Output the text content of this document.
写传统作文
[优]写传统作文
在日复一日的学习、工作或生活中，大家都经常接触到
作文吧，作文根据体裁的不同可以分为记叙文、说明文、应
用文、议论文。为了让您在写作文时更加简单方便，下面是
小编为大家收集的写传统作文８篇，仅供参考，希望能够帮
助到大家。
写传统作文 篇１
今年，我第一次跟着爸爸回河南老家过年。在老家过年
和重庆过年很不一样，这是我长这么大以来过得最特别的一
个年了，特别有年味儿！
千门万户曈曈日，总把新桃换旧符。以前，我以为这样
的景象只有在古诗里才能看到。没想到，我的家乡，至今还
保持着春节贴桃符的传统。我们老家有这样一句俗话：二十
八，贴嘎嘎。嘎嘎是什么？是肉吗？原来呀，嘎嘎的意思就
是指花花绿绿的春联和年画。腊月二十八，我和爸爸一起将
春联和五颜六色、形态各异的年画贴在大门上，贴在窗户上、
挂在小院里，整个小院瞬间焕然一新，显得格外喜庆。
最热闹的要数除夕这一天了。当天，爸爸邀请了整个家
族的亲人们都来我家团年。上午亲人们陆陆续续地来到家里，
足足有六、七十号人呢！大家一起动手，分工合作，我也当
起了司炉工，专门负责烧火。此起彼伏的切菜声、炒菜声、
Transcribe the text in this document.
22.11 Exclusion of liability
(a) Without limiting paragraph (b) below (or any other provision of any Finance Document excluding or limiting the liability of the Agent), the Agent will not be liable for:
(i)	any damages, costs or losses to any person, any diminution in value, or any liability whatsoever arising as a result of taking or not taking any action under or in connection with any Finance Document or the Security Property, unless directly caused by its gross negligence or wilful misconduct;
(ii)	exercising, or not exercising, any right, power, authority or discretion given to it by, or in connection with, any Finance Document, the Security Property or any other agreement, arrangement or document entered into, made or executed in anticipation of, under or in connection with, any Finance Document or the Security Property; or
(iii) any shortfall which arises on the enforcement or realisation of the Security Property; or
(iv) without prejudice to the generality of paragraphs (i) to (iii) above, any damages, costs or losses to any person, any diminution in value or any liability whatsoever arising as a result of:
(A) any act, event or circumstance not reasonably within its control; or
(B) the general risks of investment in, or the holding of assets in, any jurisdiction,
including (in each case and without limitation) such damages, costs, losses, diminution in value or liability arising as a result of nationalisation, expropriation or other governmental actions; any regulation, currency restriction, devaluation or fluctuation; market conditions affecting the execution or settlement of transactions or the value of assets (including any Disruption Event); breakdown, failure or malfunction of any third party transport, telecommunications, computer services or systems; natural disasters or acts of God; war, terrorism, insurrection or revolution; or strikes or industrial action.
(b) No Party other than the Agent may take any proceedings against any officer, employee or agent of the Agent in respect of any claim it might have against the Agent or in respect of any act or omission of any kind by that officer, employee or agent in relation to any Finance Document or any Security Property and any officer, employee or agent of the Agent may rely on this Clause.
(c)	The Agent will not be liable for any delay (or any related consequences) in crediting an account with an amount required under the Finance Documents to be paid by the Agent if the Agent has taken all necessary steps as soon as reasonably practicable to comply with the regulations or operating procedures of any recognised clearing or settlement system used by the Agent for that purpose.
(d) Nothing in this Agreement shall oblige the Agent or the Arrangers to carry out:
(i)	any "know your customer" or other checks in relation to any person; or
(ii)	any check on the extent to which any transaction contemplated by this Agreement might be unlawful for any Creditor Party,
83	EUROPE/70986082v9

__Description of the task__: Reproduce the data shown above exactly.

__Exercise answer__:
Output the text content of this document.
写传统作文
[优]写传统作文
在日复一日的学习、工作或生活中，大家都经常接触到
作文吧，作文根据体裁的不同可以分为记叙文、说明文、应
用文、议论文。为了让您在写作文时更加简单方便，下面是
小编为大家收集的写传统作文８篇，仅供参考，希望能够帮
助到大家。
写传统作文 篇１
今年，我第一次跟着爸爸回河南老家过年。在老家过年
和重庆过年很不一样，这是我长这么大以来过得最特别的一
个年了，特别有年味儿！
千门万户曈曈日，总把新桃换旧符。以前，我以为这样
的景象只有在古诗里才能看到。没想到，我的家乡，至今还
保持着春节贴桃符的传统。我们老家有这样一句俗话：二十
八，贴嘎嘎。嘎嘎是什么？是肉吗？原来呀，嘎嘎的意思就
是指花花绿绿的春联和年画。腊月二十八，我和爸爸一起将
春联和五颜六色、形态各异的年画贴在大门上，贴在窗户上、
挂在小院里，整个小院瞬间焕然一新，显得格外喜庆。
最热闹的要数除夕这一天了。当天，爸爸邀请了整个家
族的亲人们都来我家团年。上午亲人们陆陆续续地来到家里，
足足有六、七十号人呢！大家一起动手，分工合作，我也当
起了司炉工，专门负责烧火。此起彼伏的切菜声、炒菜声、
Transcribe the text in this document.
22.11 Exclusion of liability
(a) Without limiting paragraph (b) below (or any other provision of any Finance Document excluding or limiting the liability of the Agent), the Agent will not be liable for:
(i)	any damages, costs or losses to any person, any diminution in value, or any liability whatsoever arising as a result of taking or not taking any action under or in connection with any Finance Document or the Security Property, unless directly caused by its gross negligence or wilful misconduct;
(ii)	exercising, or not exercising, any right, power, authority or discretion given to it by, or in connection with, any Finance Document, the Security Property or any other agreement, arrangement or document entered into, made or executed in anticipation of, under or in connection with, any Finance Document or the Security Property; or
(iii) any shortfall which arises on the enforcement or realisation of the Security Property; or
(iv) without prejudice to the generality of paragraphs (i) to (iii) above, any damages, costs or losses to any person, any diminution in value or any liability whatsoever arising as a result of:
(A) any act, event or circumstance not reasonably within its control; or
(B) the general risks of investment in, or the holding of assets in, any jurisdiction,
including (in each case and without limitation) such damages, costs, losses, diminution in value or liability arising as a result of nationalisation, expropriation or other governmental actions; any regulation, currency restriction, devaluation or fluctuation; market conditions affecting the execution or settlement of transactions or the value of assets (including any Disruption Event); breakdown, failure or malfunction of any third party transport, telecommunications, computer services or systems; natural disasters or acts of God; war, terrorism, insurrection or revolution; or strikes or industrial action.
(b) No Party other than the Agent may take any proceedings against any officer, employee or agent of the Agent in respect of any claim it might have against the Agent or in respect of any act or omission of any kind by that officer, employee or agent in relation to any Finance Document or any Security Property and any officer, employee or agent of the Agent may rely on this Clause.
(c)	The Agent will not be liable for any delay (or any related consequences) in crediting an account with an amount required under the Finance Documents to be paid by the Agent if the Agent has taken all necessary steps as soon as reasonably practicable to comply with the regulations or operating procedures of any recognised clearing or settlement system used by the Agent for that purpose.
(d) Nothing in this Agreement shall oblige the Agent or the Arrangers to carry out:
(i)	any "know your customer" or other checks in relation to any person; or
(ii)	any check on the extent to which any transaction contemplated by this Agreement might be unlawful for any Creditor Party,
83	EUROPE/70986082v9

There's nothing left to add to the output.